"""
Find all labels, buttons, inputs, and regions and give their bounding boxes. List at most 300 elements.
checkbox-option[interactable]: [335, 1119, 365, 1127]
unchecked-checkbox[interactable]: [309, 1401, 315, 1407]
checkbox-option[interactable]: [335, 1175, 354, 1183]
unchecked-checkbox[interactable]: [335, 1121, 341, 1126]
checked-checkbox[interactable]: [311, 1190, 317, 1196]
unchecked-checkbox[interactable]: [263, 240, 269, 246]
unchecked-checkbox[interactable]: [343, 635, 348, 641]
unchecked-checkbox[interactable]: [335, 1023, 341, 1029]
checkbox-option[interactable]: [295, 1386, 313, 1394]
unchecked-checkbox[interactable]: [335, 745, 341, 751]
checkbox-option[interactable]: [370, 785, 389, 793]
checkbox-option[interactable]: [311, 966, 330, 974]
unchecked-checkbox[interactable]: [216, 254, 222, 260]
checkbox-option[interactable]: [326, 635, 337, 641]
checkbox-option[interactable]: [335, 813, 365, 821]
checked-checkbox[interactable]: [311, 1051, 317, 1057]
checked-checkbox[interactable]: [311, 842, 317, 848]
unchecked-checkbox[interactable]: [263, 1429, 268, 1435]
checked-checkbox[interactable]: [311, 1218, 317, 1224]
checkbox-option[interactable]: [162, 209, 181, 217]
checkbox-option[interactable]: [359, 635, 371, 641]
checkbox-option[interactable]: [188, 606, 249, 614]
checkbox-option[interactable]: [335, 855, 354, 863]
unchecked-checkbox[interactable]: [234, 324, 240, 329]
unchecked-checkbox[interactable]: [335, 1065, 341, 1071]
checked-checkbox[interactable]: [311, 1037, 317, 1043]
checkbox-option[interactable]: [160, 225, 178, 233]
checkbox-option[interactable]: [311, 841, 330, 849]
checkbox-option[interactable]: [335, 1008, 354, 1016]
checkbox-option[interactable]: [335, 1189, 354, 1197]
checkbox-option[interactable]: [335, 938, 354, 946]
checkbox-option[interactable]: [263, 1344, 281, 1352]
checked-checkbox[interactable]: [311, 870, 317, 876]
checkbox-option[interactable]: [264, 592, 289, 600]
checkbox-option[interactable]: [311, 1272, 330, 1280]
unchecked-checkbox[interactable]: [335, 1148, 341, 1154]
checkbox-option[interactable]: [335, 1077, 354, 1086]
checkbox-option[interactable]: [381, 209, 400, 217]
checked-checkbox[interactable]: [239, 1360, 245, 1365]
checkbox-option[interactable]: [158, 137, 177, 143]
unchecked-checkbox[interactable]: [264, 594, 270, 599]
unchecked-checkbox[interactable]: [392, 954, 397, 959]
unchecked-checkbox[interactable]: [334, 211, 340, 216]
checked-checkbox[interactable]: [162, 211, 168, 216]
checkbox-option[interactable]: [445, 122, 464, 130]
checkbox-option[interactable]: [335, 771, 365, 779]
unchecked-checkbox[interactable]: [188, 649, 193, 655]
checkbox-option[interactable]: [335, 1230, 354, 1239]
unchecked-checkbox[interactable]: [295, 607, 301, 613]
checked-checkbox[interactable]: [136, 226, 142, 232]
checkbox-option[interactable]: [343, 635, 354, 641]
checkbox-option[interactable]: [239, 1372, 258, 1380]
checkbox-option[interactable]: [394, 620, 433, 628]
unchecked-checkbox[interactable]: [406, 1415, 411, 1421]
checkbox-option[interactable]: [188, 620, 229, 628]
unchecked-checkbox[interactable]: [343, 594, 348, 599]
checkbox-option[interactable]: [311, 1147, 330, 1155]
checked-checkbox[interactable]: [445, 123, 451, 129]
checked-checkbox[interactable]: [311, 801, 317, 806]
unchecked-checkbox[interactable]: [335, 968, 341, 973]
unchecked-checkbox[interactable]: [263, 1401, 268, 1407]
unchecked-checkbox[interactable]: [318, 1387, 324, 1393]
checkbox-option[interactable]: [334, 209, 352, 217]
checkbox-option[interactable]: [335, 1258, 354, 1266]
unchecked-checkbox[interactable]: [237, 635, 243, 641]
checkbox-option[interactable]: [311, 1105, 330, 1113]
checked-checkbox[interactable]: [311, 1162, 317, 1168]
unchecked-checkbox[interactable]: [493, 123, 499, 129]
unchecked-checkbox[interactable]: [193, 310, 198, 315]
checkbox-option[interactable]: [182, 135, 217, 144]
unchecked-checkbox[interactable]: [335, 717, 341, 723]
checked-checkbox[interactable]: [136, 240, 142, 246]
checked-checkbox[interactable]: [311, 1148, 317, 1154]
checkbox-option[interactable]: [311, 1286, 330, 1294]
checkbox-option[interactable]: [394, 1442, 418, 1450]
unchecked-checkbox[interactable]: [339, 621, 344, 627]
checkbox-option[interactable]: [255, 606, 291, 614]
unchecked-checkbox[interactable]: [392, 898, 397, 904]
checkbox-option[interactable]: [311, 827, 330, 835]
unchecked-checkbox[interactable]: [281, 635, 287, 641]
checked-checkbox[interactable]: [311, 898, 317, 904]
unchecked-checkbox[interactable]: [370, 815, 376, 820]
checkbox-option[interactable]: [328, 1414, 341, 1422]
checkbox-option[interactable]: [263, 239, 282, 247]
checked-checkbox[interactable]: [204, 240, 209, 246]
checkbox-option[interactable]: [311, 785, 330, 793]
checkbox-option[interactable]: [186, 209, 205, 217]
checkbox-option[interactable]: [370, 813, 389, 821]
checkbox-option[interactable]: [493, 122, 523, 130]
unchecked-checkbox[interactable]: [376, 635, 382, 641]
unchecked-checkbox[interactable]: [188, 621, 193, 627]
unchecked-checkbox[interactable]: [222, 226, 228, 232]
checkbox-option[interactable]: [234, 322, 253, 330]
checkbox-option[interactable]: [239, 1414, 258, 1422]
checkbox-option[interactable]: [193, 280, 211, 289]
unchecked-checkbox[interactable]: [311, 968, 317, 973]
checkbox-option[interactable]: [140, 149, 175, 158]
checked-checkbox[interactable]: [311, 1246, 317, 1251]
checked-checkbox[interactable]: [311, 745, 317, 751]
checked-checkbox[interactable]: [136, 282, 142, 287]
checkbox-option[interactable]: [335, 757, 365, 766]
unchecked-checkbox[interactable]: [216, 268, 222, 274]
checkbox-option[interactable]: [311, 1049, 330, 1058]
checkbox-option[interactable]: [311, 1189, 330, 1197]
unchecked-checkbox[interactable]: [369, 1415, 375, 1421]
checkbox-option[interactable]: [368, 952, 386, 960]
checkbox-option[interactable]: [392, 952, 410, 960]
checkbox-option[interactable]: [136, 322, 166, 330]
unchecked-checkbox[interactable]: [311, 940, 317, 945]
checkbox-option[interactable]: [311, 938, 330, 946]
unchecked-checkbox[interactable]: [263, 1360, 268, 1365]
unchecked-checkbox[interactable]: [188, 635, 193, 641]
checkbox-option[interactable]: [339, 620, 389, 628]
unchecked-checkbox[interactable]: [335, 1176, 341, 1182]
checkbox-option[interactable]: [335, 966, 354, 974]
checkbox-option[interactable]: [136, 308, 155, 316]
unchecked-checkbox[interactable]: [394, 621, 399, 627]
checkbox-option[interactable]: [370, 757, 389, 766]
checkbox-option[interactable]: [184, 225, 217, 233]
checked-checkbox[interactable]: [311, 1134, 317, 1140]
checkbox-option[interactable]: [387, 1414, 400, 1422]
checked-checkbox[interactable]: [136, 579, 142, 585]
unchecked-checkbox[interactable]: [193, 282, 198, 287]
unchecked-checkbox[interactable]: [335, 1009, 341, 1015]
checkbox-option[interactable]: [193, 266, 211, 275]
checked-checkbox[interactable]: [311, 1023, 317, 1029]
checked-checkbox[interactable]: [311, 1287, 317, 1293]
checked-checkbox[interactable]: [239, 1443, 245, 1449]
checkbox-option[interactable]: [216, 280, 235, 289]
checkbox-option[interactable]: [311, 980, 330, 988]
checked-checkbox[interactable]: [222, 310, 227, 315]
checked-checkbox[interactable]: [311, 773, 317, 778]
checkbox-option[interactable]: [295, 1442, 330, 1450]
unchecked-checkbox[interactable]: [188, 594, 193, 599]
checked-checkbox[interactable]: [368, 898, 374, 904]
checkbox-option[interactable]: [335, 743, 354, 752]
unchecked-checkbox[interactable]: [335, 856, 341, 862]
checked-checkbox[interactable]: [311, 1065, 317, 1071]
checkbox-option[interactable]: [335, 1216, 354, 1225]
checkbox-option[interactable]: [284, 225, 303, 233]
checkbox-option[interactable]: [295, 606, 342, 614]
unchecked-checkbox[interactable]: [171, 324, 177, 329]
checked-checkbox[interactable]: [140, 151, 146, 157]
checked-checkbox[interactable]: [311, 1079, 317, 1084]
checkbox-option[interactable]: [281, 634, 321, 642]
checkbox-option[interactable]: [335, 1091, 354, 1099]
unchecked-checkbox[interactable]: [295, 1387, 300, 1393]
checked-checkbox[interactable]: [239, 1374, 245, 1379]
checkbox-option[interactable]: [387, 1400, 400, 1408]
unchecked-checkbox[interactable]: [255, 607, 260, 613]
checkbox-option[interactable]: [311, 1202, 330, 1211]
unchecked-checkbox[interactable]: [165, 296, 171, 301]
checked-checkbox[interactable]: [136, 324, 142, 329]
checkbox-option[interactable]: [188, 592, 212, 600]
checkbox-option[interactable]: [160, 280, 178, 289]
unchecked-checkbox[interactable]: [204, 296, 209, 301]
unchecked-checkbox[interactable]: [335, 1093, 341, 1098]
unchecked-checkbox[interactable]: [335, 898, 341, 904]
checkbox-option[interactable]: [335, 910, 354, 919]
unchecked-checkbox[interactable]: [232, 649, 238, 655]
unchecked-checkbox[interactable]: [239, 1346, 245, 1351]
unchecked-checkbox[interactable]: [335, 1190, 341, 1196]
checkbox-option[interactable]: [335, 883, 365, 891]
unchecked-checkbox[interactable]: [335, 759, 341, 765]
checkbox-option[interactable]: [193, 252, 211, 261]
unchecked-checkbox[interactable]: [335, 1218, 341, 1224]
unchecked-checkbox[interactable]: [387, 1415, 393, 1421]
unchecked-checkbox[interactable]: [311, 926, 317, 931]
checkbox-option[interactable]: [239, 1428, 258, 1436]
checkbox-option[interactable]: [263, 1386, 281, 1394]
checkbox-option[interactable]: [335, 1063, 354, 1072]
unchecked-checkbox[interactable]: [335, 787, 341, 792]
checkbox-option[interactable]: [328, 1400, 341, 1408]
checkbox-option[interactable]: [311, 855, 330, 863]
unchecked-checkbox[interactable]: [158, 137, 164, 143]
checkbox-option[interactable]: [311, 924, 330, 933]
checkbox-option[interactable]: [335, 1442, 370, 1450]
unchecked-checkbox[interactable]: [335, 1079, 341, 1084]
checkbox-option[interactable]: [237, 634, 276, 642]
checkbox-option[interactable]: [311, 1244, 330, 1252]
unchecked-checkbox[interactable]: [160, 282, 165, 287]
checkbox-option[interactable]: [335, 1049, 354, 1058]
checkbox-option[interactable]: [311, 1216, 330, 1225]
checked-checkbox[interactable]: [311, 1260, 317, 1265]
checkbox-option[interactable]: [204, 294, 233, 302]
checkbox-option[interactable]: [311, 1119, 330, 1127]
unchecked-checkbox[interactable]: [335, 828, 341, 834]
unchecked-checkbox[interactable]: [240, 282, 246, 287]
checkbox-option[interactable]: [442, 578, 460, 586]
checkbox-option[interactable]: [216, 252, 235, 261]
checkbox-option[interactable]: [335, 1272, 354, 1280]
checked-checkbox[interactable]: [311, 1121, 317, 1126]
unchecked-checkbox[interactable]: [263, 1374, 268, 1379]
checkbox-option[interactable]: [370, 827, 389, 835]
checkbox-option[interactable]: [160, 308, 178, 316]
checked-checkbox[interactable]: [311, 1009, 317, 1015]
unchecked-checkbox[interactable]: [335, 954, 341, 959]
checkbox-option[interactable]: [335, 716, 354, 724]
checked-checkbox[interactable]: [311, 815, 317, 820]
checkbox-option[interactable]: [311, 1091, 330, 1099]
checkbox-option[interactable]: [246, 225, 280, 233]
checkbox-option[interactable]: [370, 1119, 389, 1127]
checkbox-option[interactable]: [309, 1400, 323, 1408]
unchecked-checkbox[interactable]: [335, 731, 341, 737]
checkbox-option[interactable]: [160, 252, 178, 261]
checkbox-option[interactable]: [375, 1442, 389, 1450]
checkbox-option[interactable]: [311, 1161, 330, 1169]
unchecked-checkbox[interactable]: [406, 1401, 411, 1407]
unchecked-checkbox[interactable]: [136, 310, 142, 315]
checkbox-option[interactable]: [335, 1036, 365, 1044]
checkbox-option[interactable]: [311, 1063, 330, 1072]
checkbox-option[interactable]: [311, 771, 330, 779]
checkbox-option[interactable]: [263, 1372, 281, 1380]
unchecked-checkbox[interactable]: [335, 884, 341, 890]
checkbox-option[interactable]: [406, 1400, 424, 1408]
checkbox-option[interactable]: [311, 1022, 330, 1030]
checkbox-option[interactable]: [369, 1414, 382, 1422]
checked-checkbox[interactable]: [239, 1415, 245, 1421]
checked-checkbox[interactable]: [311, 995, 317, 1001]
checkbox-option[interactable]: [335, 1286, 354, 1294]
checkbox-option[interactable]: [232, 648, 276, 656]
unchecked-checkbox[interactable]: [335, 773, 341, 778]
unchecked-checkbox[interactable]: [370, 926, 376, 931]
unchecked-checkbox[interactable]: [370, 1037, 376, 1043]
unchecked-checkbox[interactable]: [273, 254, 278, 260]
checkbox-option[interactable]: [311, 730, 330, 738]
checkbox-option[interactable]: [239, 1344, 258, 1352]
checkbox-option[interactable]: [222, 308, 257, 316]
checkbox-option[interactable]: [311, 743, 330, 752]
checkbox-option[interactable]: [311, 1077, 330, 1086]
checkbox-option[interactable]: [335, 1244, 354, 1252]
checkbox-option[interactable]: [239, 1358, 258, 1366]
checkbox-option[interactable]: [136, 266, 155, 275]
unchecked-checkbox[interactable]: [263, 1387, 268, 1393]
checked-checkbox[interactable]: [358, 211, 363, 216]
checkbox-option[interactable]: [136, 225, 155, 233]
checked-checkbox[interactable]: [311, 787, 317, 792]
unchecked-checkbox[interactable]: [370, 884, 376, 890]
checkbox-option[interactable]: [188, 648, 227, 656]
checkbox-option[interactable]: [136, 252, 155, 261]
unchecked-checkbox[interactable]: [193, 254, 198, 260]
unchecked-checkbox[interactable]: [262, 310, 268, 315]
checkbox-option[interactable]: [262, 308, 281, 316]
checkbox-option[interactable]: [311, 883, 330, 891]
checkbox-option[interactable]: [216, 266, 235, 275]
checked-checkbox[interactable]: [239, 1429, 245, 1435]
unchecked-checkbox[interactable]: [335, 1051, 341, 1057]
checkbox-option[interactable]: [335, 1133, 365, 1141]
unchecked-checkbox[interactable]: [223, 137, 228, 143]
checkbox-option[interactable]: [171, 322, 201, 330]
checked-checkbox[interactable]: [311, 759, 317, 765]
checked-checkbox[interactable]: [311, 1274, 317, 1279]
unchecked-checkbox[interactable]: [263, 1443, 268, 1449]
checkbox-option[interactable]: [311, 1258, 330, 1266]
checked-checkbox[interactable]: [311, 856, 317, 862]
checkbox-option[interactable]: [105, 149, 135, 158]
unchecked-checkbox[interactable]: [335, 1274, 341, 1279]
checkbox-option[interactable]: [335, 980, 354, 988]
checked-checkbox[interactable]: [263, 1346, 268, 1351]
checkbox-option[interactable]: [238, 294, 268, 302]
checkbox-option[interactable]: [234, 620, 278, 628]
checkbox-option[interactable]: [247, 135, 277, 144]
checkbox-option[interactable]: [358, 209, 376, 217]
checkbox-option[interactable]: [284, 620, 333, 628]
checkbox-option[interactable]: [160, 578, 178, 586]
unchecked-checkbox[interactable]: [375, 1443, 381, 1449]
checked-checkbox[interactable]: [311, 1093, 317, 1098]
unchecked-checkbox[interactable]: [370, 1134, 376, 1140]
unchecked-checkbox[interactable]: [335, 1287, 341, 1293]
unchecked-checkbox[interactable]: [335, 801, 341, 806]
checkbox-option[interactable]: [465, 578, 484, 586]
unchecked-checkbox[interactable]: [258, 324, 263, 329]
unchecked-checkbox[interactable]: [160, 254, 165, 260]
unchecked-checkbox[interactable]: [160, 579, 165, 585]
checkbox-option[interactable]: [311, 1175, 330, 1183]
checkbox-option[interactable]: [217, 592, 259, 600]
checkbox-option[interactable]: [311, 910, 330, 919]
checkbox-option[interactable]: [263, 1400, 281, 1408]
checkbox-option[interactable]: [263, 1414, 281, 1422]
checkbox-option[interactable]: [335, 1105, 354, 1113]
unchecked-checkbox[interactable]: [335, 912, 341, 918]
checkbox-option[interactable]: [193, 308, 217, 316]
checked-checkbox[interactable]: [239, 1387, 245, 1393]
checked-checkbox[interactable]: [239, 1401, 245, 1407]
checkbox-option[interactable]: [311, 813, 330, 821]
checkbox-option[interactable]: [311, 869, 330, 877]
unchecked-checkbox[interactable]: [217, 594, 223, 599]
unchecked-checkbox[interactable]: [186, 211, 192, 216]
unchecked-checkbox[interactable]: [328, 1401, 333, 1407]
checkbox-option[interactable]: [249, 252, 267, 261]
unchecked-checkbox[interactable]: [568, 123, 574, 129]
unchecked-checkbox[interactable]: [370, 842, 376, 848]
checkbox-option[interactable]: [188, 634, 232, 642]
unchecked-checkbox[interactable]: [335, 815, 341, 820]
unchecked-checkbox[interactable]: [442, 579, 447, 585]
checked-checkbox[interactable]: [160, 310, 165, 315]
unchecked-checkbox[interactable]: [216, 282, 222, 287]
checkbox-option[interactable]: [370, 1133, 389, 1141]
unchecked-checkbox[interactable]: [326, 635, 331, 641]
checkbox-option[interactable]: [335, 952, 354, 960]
"""
◆ **Work instructions**: Starting at the top of the records and stopping after the line containing "unchecked-checkbox[interactable]: [263, 240, 269, 246]", rewrite those lines with "bounding boxes" changed to "coordinates" and nothing else altered.

◆ **Exercise output**:
Find all labels, buttons, inputs, and regions and give their coordinates. List at most 300 elements.
checkbox-option[interactable]: [335, 1119, 365, 1127]
unchecked-checkbox[interactable]: [309, 1401, 315, 1407]
checkbox-option[interactable]: [335, 1175, 354, 1183]
unchecked-checkbox[interactable]: [335, 1121, 341, 1126]
checked-checkbox[interactable]: [311, 1190, 317, 1196]
unchecked-checkbox[interactable]: [263, 240, 269, 246]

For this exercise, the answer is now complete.